:: DATA PROVIDED

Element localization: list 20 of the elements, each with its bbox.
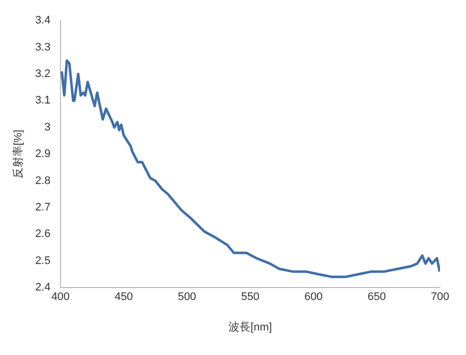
x-tick-label: 600 <box>304 291 323 304</box>
y-tick-label: 2.9 <box>35 148 50 160</box>
y-tick-label: 3.4 <box>35 14 50 27</box>
y-tick-label: 2.8 <box>35 174 50 187</box>
y-tick-label: 3.1 <box>35 94 50 107</box>
y-tick-label: 2.6 <box>35 228 50 240</box>
y-tick-label: 3 <box>44 121 50 134</box>
x-tick-label: 650 <box>368 291 386 304</box>
x-axis-title: 波長[nm] <box>228 320 272 334</box>
y-tick-label: 3.2 <box>35 68 50 80</box>
y-tick-label: 2.7 <box>35 202 50 214</box>
x-tick-label: 550 <box>241 291 260 304</box>
x-tick-label: 500 <box>178 291 196 304</box>
y-tick-label: 2.4 <box>35 282 50 294</box>
y-axis-title: 反射率[%] <box>12 130 25 179</box>
x-tick-label: 700 <box>430 291 450 304</box>
y-tick-label: 3.3 <box>35 41 50 54</box>
y-tick-label: 2.5 <box>35 254 50 267</box>
x-tick-label: 400 <box>51 291 70 304</box>
x-tick-label: 450 <box>114 291 133 304</box>
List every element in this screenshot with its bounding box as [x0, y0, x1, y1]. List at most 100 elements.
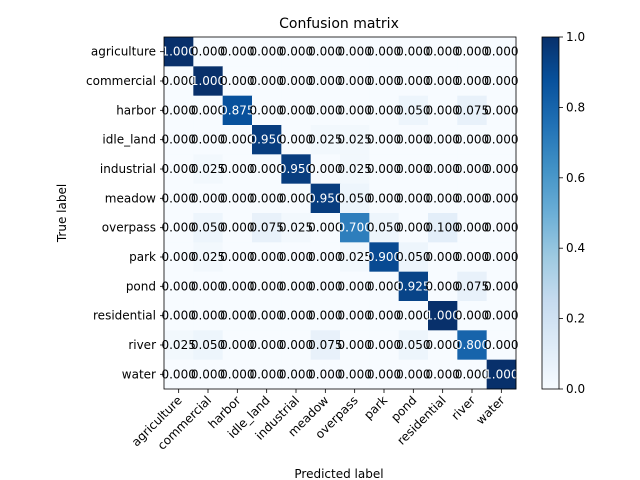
cell-value-label: 0.000 [220, 74, 254, 88]
matrix-cell [252, 66, 282, 97]
cell-value-label: 0.000 [220, 309, 254, 323]
cell-value-label: 0.000 [455, 309, 489, 323]
matrix-cell [222, 37, 253, 67]
matrix-cell [398, 66, 429, 97]
matrix-cell [164, 183, 194, 214]
matrix-cell [193, 359, 224, 390]
matrix-cell [369, 37, 400, 67]
cell-value-label: 1.000 [484, 367, 518, 381]
matrix-cell [398, 95, 429, 126]
matrix-cell [193, 37, 224, 67]
matrix-cell [164, 125, 194, 155]
matrix-cell [398, 37, 429, 67]
cell-value-label: 0.000 [367, 45, 401, 59]
cell-value-label: 0.025 [191, 162, 225, 176]
matrix-cell [369, 154, 400, 185]
cell-value-label: 0.000 [455, 367, 489, 381]
cell-value-label: 0.000 [191, 133, 225, 147]
cell-value-label: 0.075 [308, 338, 342, 352]
cell-value-label: 0.000 [425, 338, 459, 352]
matrix-cell [369, 95, 400, 126]
cell-value-label: 0.000 [279, 250, 313, 264]
cell-value-label: 0.000 [191, 367, 225, 381]
cell-value-label: 1.000 [425, 309, 459, 323]
matrix-cell [369, 301, 400, 331]
cell-value-label: 0.000 [396, 367, 430, 381]
cell-value-label: 0.050 [396, 103, 430, 117]
matrix-cell [486, 330, 517, 361]
matrix-cell [164, 66, 194, 97]
matrix-cell [193, 301, 224, 331]
cell-value-label: 0.000 [220, 133, 254, 147]
cell-value-label: 0.025 [337, 133, 371, 147]
matrix-cell [281, 66, 312, 97]
matrix-cell [164, 37, 194, 67]
colorbar-tick-label: 0.4 [566, 241, 585, 255]
cell-value-label: 0.000 [161, 133, 195, 147]
matrix-cell [428, 242, 458, 273]
cell-value-label: 0.000 [396, 45, 430, 59]
matrix-cell [340, 271, 370, 302]
matrix-cell [369, 213, 400, 243]
matrix-cell [193, 154, 224, 185]
matrix-cell [486, 37, 517, 67]
matrix-cell [281, 154, 312, 185]
matrix-cell [428, 301, 458, 331]
cell-value-label: 0.000 [308, 309, 342, 323]
matrix-cell [369, 359, 400, 390]
matrix-cell [398, 330, 429, 361]
x-tick-label: park [361, 393, 390, 422]
cell-value-label: 0.950 [249, 133, 283, 147]
y-axis-label: True label [55, 184, 69, 243]
cell-value-label: 0.000 [484, 338, 518, 352]
matrix-cell [222, 301, 253, 331]
cell-value-label: 0.000 [337, 338, 371, 352]
y-tick-label: overpass [102, 221, 156, 235]
cell-value-label: 0.075 [455, 279, 489, 293]
cell-value-label: 0.000 [308, 221, 342, 235]
matrix-cell [428, 66, 458, 97]
matrix-cell [310, 330, 341, 361]
matrix-cell [252, 330, 282, 361]
cell-value-label: 0.000 [308, 45, 342, 59]
matrix-cell [310, 95, 341, 126]
cell-value-label: 0.000 [249, 279, 283, 293]
matrix-cell [310, 359, 341, 390]
cell-value-label: 0.000 [396, 133, 430, 147]
matrix-cell [428, 154, 458, 185]
cell-value-label: 0.000 [425, 191, 459, 205]
matrix-cell [164, 359, 194, 390]
cell-value-label: 0.000 [249, 309, 283, 323]
matrix-cells [164, 37, 517, 390]
matrix-cell [398, 301, 429, 331]
cell-value-label: 0.000 [484, 221, 518, 235]
cell-value-label: 0.000 [220, 367, 254, 381]
matrix-cell [340, 95, 370, 126]
cell-value-label: 0.000 [484, 309, 518, 323]
matrix-cell [281, 242, 312, 273]
matrix-cell [340, 213, 370, 243]
matrix-cell [252, 242, 282, 273]
cell-value-label: 0.000 [220, 45, 254, 59]
matrix-cell [252, 95, 282, 126]
matrix-cell [310, 271, 341, 302]
cell-value-label: 0.000 [161, 103, 195, 117]
cell-value-label: 0.050 [367, 221, 401, 235]
cell-value-label: 0.000 [249, 191, 283, 205]
matrix-cell [428, 183, 458, 214]
cell-value-label: 0.000 [161, 250, 195, 264]
cell-value-label: 0.000 [367, 191, 401, 205]
matrix-cell [310, 125, 341, 155]
matrix-cell [340, 359, 370, 390]
matrix-cell [164, 95, 194, 126]
cell-value-label: 0.075 [455, 103, 489, 117]
cell-value-label: 0.025 [161, 338, 195, 352]
matrix-cell [310, 213, 341, 243]
cell-value-label: 0.000 [396, 74, 430, 88]
colorbar-tick-label: 0.6 [566, 171, 585, 185]
cell-value-label: 0.050 [191, 221, 225, 235]
cell-value-label: 0.000 [484, 103, 518, 117]
cell-value-label: 1.000 [161, 45, 195, 59]
matrix-cell [164, 330, 194, 361]
y-tick-label: park [129, 250, 156, 264]
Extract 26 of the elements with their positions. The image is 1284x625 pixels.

::::

### WHAT IS BEING ASKED
Collect every line from the rows above that contains the string "title".

### THE SOLUTION
x-axis-title: 波長[nm] <box>228 320 272 334</box>
y-axis-title: 反射率[%] <box>12 130 25 179</box>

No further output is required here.